BEGIN Records provided

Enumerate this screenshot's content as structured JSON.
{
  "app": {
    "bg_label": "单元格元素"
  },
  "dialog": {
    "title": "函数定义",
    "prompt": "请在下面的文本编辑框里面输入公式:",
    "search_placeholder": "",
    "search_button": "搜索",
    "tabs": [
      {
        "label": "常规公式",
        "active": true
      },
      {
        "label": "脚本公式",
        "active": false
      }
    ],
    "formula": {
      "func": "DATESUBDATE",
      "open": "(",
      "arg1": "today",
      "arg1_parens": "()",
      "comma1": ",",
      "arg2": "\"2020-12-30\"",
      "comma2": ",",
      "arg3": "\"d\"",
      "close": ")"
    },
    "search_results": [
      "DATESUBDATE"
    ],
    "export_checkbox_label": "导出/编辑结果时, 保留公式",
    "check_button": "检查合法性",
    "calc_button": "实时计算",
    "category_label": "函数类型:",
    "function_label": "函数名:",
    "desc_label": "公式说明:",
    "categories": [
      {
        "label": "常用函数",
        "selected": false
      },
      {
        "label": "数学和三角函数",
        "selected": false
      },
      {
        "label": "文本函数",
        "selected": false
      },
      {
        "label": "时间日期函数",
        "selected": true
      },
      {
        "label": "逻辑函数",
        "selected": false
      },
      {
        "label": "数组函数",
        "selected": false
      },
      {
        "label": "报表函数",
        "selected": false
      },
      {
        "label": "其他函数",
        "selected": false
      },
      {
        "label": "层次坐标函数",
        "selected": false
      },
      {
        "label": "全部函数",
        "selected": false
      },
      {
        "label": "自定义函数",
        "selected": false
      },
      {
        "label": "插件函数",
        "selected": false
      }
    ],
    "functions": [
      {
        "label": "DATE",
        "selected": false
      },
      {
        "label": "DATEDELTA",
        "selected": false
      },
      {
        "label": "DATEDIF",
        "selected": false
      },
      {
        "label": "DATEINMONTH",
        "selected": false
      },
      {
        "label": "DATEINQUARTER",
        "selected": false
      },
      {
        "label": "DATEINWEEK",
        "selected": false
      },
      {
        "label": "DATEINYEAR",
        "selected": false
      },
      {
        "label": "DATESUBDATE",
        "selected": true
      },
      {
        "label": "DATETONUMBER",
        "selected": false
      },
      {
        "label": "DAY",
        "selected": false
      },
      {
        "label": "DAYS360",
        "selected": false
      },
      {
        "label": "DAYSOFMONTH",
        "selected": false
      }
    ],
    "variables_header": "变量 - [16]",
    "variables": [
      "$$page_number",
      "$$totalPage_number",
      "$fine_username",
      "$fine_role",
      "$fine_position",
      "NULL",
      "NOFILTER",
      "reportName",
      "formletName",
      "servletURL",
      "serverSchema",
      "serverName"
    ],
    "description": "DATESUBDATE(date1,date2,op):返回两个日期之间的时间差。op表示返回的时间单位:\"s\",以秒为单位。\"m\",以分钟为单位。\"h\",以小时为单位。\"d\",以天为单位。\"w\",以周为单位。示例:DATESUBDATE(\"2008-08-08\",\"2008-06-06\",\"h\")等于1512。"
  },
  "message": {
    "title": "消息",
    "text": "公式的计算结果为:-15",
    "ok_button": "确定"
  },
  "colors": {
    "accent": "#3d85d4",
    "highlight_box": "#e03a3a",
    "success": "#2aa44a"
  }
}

END Records provided

## Exercise aim
Every entry must be output again, exactly as written above.

## Response to this task
Enumerate this screenshot's content as structured JSON.
{
  "app": {
    "bg_label": "单元格元素"
  },
  "dialog": {
    "title": "函数定义",
    "prompt": "请在下面的文本编辑框里面输入公式:",
    "search_placeholder": "",
    "search_button": "搜索",
    "tabs": [
      {
        "label": "常规公式",
        "active": true
      },
      {
        "label": "脚本公式",
        "active": false
      }
    ],
    "formula": {
      "func": "DATESUBDATE",
      "open": "(",
      "arg1": "today",
      "arg1_parens": "()",
      "comma1": ",",
      "arg2": "\"2020-12-30\"",
      "comma2": ",",
      "arg3": "\"d\"",
      "close": ")"
    },
    "search_results": [
      "DATESUBDATE"
    ],
    "export_checkbox_label": "导出/编辑结果时, 保留公式",
    "check_button": "检查合法性",
    "calc_button": "实时计算",
    "category_label": "函数类型:",
    "function_label": "函数名:",
    "desc_label": "公式说明:",
    "categories": [
      {
        "label": "常用函数",
        "selected": false
      },
      {
        "label": "数学和三角函数",
        "selected": false
      },
      {
        "label": "文本函数",
        "selected": false
      },
      {
        "label": "时间日期函数",
        "selected": true
      },
      {
        "label": "逻辑函数",
        "selected": false
      },
      {
        "label": "数组函数",
        "selected": false
      },
      {
        "label": "报表函数",
        "selected": false
      },
      {
        "label": "其他函数",
        "selected": false
      },
      {
        "label": "层次坐标函数",
        "selected": false
      },
      {
        "label": "全部函数",
        "selected": false
      },
      {
        "label": "自定义函数",
        "selected": false
      },
      {
        "label": "插件函数",
        "selected": false
      }
    ],
    "functions": [
      {
        "label": "DATE",
        "selected": false
      },
      {
        "label": "DATEDELTA",
        "selected": false
      },
      {
        "label": "DATEDIF",
        "selected": false
      },
      {
        "label": "DATEINMONTH",
        "selected": false
      },
      {
        "label": "DATEINQUARTER",
        "selected": false
      },
      {
        "label": "DATEINWEEK",
        "selected": false
      },
      {
        "label": "DATEINYEAR",
        "selected": false
      },
      {
        "label": "DATESUBDATE",
        "selected": true
      },
      {
        "label": "DATETONUMBER",
        "selected": false
      },
      {
        "label": "DAY",
        "selected": false
      },
      {
        "label": "DAYS360",
        "selected": false
      },
      {
        "label": "DAYSOFMONTH",
        "selected": false
      }
    ],
    "variables_header": "变量 - [16]",
    "variables": [
      "$$page_number",
      "$$totalPage_number",
      "$fine_username",
      "$fine_role",
      "$fine_position",
      "NULL",
      "NOFILTER",
      "reportName",
      "formletName",
      "servletURL",
      "serverSchema",
      "serverName"
    ],
    "description": "DATESUBDATE(date1,date2,op):返回两个日期之间的时间差。op表示返回的时间单位:\"s\",以秒为单位。\"m\",以分钟为单位。\"h\",以小时为单位。\"d\",以天为单位。\"w\",以周为单位。示例:DATESUBDATE(\"2008-08-08\",\"2008-06-06\",\"h\")等于1512。"
  },
  "message": {
    "title": "消息",
    "text": "公式的计算结果为:-15",
    "ok_button": "确定"
  },
  "colors": {
    "accent": "#3d85d4",
    "highlight_box": "#e03a3a",
    "success": "#2aa44a"
  }
}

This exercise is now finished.